Problem requirements | Quote the records in full and leave their pictures out.

Extracted data |
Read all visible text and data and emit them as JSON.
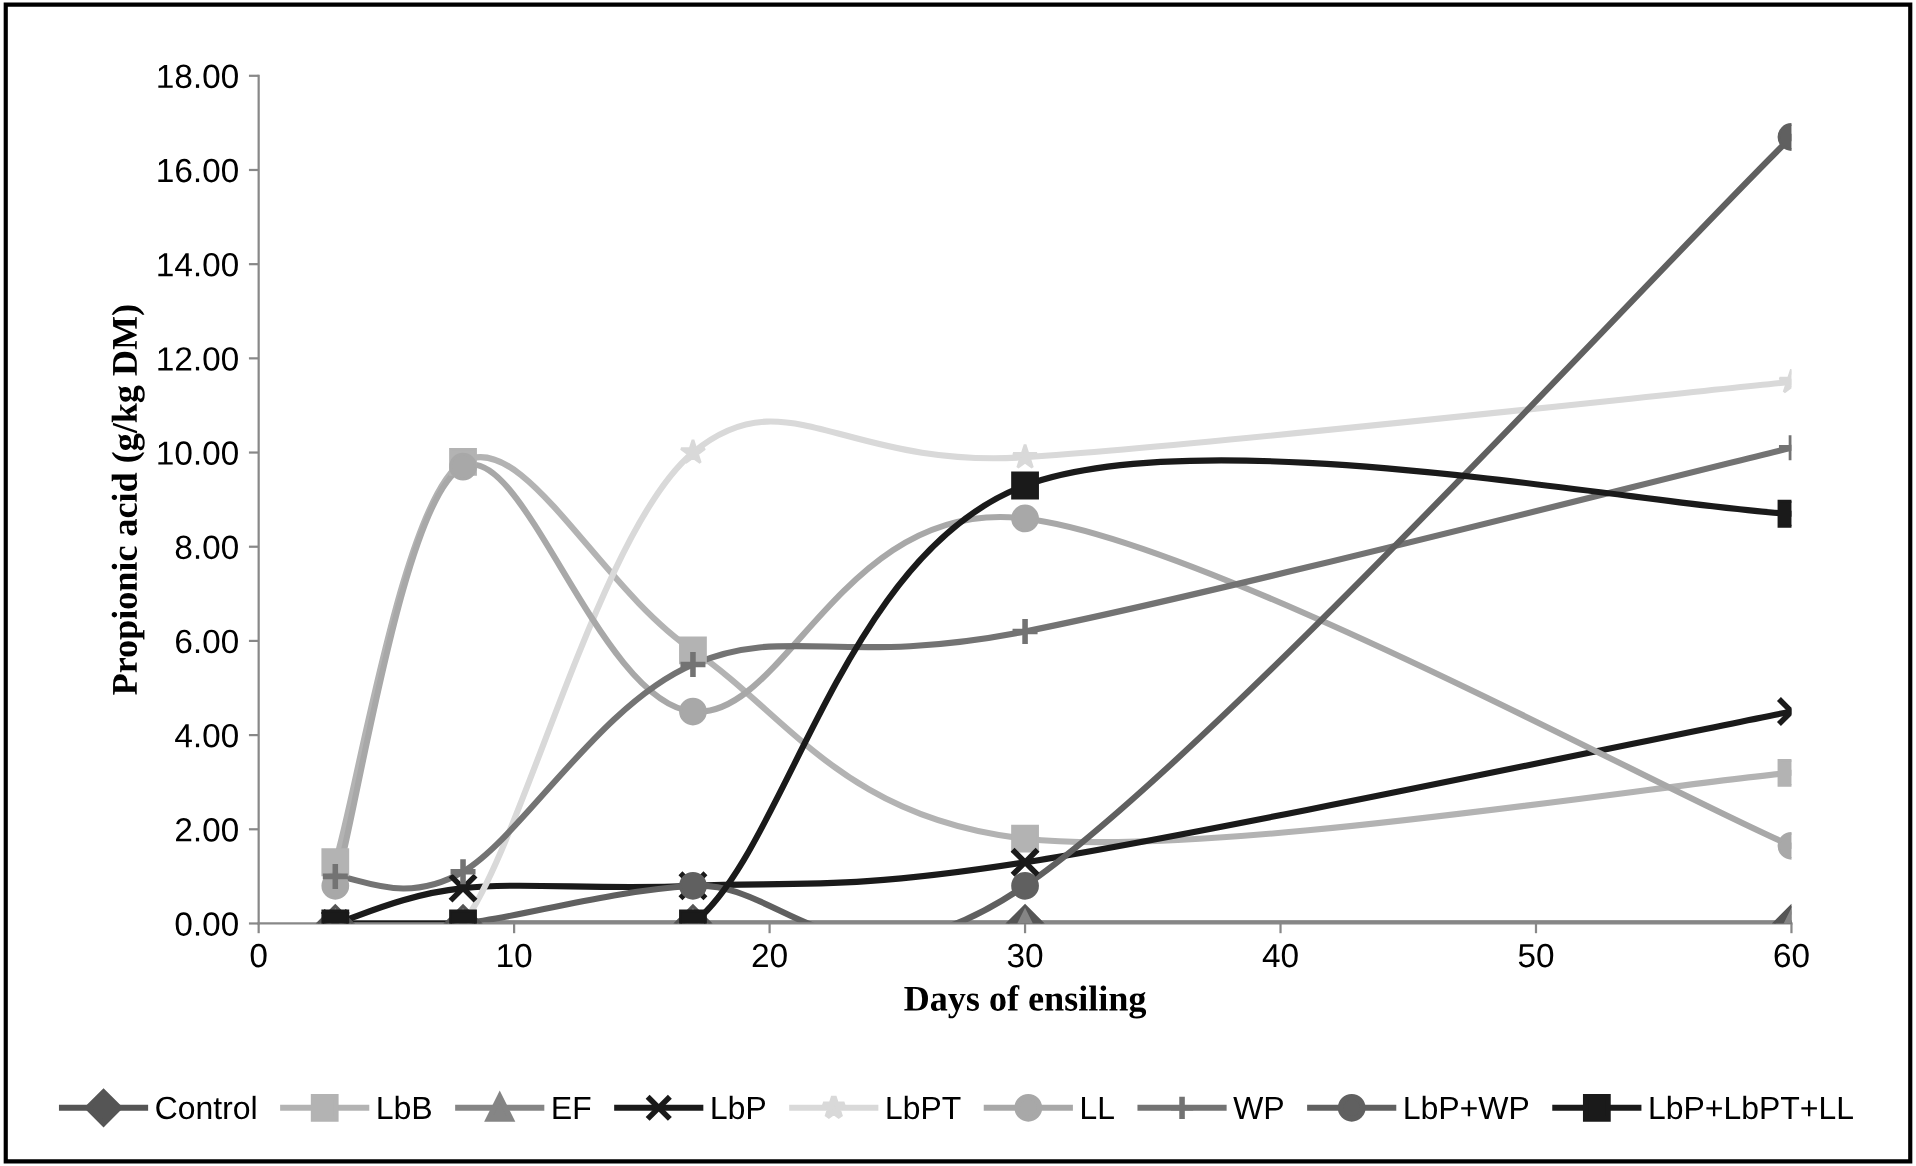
{
  "chart_data": {
    "type": "line",
    "xlabel": "Days of ensiling",
    "ylabel": "Propionic acid (g/kg DM)",
    "x": [
      3,
      8,
      17,
      30,
      60
    ],
    "xlim": [
      0,
      60
    ],
    "xticks": [
      0,
      10,
      20,
      30,
      40,
      50,
      60
    ],
    "ylim": [
      0,
      18
    ],
    "yticks": [
      {
        "value": 0,
        "label": "0.00"
      },
      {
        "value": 2,
        "label": "2.00"
      },
      {
        "value": 4,
        "label": "4.00"
      },
      {
        "value": 6,
        "label": "6.00"
      },
      {
        "value": 8,
        "label": "8.00"
      },
      {
        "value": 10,
        "label": "10.00"
      },
      {
        "value": 12,
        "label": "12.00"
      },
      {
        "value": 14,
        "label": "14.00"
      },
      {
        "value": 16,
        "label": "16.00"
      },
      {
        "value": 18,
        "label": "18.00"
      }
    ],
    "grid": false,
    "legend": "bottom",
    "line_style": "solid",
    "series": [
      {
        "name": "Control",
        "color": "#555555",
        "marker": "diamond",
        "values": [
          0,
          0,
          0,
          0,
          0
        ]
      },
      {
        "name": "LbB",
        "color": "#b3b3b3",
        "marker": "square",
        "values": [
          1.3,
          9.8,
          5.8,
          1.8,
          3.2
        ]
      },
      {
        "name": "EF",
        "color": "#858585",
        "marker": "triangle",
        "values": [
          0,
          0,
          0,
          0,
          0
        ]
      },
      {
        "name": "LbP",
        "color": "#1a1a1a",
        "marker": "cross",
        "values": [
          0,
          0.75,
          0.8,
          1.3,
          4.5
        ]
      },
      {
        "name": "LbPT",
        "color": "#d9d9d9",
        "marker": "star",
        "values": [
          0,
          0,
          10.0,
          9.9,
          11.5
        ]
      },
      {
        "name": "LL",
        "color": "#a8a8a8",
        "marker": "circle",
        "values": [
          0.8,
          9.7,
          4.5,
          8.6,
          1.65
        ]
      },
      {
        "name": "WP",
        "color": "#737373",
        "marker": "plus",
        "values": [
          1.0,
          1.1,
          5.5,
          6.2,
          10.1
        ]
      },
      {
        "name": "LbP+WP",
        "color": "#606060",
        "marker": "circle",
        "values": [
          0,
          0,
          0.8,
          0.8,
          16.7
        ]
      },
      {
        "name": "LbP+LbPT+LL",
        "color": "#1a1a1a",
        "marker": "square",
        "values": [
          0,
          0,
          0,
          9.3,
          8.7
        ]
      }
    ]
  }
}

Exercise result |
Read all visible text and data and emit them as JSON.
{
  "chart_data": {
    "type": "line",
    "xlabel": "Days of ensiling",
    "ylabel": "Propionic acid (g/kg DM)",
    "x": [
      3,
      8,
      17,
      30,
      60
    ],
    "xlim": [
      0,
      60
    ],
    "xticks": [
      0,
      10,
      20,
      30,
      40,
      50,
      60
    ],
    "ylim": [
      0,
      18
    ],
    "yticks": [
      {
        "value": 0,
        "label": "0.00"
      },
      {
        "value": 2,
        "label": "2.00"
      },
      {
        "value": 4,
        "label": "4.00"
      },
      {
        "value": 6,
        "label": "6.00"
      },
      {
        "value": 8,
        "label": "8.00"
      },
      {
        "value": 10,
        "label": "10.00"
      },
      {
        "value": 12,
        "label": "12.00"
      },
      {
        "value": 14,
        "label": "14.00"
      },
      {
        "value": 16,
        "label": "16.00"
      },
      {
        "value": 18,
        "label": "18.00"
      }
    ],
    "grid": false,
    "legend": "bottom",
    "line_style": "solid",
    "series": [
      {
        "name": "Control",
        "color": "#555555",
        "marker": "diamond",
        "values": [
          0,
          0,
          0,
          0,
          0
        ]
      },
      {
        "name": "LbB",
        "color": "#b3b3b3",
        "marker": "square",
        "values": [
          1.3,
          9.8,
          5.8,
          1.8,
          3.2
        ]
      },
      {
        "name": "EF",
        "color": "#858585",
        "marker": "triangle",
        "values": [
          0,
          0,
          0,
          0,
          0
        ]
      },
      {
        "name": "LbP",
        "color": "#1a1a1a",
        "marker": "cross",
        "values": [
          0,
          0.75,
          0.8,
          1.3,
          4.5
        ]
      },
      {
        "name": "LbPT",
        "color": "#d9d9d9",
        "marker": "star",
        "values": [
          0,
          0,
          10.0,
          9.9,
          11.5
        ]
      },
      {
        "name": "LL",
        "color": "#a8a8a8",
        "marker": "circle",
        "values": [
          0.8,
          9.7,
          4.5,
          8.6,
          1.65
        ]
      },
      {
        "name": "WP",
        "color": "#737373",
        "marker": "plus",
        "values": [
          1.0,
          1.1,
          5.5,
          6.2,
          10.1
        ]
      },
      {
        "name": "LbP+WP",
        "color": "#606060",
        "marker": "circle",
        "values": [
          0,
          0,
          0.8,
          0.8,
          16.7
        ]
      },
      {
        "name": "LbP+LbPT+LL",
        "color": "#1a1a1a",
        "marker": "square",
        "values": [
          0,
          0,
          0,
          9.3,
          8.7
        ]
      }
    ]
  }
}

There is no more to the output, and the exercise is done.